** start Excerpted data **

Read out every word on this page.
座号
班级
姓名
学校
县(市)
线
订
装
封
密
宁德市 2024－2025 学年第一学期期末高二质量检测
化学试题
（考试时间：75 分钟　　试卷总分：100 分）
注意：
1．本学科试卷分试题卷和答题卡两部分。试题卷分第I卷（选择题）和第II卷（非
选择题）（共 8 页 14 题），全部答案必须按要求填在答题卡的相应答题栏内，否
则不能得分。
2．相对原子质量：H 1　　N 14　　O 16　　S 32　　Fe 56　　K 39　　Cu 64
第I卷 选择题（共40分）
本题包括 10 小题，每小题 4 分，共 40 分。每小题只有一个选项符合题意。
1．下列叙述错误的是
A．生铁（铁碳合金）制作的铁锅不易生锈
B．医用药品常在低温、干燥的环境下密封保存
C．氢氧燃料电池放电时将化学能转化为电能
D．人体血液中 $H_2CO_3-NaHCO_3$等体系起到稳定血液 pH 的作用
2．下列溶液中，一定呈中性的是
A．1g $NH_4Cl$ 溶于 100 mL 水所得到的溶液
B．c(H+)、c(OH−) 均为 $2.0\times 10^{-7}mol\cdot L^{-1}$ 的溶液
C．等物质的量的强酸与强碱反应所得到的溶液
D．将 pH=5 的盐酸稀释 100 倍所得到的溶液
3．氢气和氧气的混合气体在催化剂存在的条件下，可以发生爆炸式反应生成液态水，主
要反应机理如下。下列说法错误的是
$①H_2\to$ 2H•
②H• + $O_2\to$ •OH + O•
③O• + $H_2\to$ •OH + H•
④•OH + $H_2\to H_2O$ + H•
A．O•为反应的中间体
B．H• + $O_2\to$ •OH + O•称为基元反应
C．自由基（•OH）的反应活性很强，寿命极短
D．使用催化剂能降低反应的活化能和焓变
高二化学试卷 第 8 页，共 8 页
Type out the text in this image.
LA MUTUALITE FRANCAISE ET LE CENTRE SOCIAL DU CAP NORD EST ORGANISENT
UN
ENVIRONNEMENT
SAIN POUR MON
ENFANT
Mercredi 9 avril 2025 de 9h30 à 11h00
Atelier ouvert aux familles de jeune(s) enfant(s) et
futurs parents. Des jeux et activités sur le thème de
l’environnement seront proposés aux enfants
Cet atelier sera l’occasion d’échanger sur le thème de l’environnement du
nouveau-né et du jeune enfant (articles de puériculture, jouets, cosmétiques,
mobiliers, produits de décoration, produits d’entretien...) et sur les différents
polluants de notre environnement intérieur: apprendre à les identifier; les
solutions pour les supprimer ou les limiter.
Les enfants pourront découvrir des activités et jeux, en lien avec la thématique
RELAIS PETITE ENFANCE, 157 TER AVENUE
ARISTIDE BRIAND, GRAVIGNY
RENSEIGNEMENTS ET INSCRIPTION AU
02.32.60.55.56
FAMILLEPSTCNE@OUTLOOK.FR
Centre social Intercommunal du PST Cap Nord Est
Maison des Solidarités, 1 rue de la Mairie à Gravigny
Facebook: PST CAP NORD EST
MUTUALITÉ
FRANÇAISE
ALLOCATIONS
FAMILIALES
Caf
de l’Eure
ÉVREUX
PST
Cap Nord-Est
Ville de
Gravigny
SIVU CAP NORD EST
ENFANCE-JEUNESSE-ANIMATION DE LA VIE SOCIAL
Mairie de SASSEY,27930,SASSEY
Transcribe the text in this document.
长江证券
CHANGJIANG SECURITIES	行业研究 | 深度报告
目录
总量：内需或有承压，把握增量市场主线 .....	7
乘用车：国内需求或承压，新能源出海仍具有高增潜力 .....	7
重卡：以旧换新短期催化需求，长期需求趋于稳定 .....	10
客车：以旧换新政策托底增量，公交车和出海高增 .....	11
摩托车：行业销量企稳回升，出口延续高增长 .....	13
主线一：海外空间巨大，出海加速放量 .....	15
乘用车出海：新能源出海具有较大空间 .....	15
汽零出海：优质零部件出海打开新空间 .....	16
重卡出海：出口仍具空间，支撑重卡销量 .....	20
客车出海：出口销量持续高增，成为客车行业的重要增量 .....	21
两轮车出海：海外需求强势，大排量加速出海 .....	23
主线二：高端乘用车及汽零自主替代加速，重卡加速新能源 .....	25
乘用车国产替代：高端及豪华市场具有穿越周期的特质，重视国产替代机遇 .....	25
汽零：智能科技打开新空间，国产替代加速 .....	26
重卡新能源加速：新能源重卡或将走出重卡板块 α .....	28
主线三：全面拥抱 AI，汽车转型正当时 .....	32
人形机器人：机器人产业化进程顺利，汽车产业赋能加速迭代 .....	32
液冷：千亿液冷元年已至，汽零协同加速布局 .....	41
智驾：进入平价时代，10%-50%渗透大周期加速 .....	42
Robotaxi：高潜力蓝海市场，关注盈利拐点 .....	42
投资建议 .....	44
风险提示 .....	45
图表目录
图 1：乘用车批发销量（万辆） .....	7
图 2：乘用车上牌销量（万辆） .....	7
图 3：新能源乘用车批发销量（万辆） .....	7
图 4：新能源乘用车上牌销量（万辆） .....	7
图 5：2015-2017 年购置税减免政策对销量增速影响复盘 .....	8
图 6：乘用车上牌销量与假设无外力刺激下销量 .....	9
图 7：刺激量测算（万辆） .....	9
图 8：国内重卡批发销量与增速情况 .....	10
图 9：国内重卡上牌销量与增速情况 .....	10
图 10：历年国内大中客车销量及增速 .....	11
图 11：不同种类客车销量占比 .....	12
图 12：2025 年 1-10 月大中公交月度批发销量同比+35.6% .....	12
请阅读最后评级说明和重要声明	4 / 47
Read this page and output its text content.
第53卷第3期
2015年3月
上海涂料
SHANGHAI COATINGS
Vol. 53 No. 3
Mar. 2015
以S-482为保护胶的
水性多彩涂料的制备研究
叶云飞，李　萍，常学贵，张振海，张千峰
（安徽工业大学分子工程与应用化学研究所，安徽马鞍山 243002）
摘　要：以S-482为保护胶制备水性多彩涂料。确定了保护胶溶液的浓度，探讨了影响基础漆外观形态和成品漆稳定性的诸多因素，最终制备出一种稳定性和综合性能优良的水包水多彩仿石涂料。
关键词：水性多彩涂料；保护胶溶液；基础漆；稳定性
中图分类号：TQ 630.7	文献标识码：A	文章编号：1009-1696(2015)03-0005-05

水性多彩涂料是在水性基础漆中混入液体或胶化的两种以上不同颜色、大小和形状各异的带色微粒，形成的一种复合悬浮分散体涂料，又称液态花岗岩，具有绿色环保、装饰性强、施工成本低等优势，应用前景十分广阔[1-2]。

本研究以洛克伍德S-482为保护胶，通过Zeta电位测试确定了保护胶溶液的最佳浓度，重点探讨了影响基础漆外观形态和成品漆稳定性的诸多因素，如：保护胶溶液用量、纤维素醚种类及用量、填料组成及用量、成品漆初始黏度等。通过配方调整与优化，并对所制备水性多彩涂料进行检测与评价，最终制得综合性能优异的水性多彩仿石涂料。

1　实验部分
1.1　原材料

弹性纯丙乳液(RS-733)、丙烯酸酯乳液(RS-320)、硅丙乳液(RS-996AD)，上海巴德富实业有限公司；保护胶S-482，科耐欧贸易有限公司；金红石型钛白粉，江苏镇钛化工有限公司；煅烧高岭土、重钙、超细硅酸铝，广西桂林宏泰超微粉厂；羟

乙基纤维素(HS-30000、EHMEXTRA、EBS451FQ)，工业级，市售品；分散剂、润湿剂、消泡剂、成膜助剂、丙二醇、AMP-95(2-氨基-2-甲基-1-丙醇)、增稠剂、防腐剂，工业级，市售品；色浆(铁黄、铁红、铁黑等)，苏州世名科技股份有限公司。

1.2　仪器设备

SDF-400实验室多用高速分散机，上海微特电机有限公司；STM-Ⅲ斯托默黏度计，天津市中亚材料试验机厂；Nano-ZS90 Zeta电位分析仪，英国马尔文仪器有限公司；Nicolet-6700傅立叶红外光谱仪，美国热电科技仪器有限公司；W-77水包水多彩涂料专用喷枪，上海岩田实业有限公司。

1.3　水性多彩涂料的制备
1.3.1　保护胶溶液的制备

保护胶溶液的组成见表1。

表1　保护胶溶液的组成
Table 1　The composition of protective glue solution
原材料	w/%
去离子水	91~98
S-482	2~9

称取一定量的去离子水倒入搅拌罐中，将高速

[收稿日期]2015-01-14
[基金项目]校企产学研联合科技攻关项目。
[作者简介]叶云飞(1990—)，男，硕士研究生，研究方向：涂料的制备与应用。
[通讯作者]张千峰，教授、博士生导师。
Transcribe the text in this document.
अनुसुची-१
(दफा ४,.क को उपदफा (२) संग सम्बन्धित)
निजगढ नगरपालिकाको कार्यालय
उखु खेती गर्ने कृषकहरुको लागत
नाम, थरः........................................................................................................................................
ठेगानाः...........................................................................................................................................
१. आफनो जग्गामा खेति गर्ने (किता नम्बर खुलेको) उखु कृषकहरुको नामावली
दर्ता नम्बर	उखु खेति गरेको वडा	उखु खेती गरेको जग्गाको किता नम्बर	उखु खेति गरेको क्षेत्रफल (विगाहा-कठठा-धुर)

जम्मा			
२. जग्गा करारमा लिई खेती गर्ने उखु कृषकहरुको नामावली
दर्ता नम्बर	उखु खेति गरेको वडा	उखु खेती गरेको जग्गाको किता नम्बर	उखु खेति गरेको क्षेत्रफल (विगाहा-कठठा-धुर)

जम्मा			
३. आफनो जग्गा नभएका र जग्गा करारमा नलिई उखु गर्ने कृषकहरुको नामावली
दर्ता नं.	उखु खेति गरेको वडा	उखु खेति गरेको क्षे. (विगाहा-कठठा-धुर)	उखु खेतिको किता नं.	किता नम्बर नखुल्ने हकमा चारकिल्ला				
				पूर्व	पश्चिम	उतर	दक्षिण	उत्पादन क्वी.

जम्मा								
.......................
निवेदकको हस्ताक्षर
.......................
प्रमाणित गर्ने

** end Excerpted data **

◆ What you will do:
Gather from the data above every line with the string "enfants".

◆ Final result:
l’environnement seront proposés aux enfants
Les enfants pourront découvrir des activités et jeux, en lien avec la thématique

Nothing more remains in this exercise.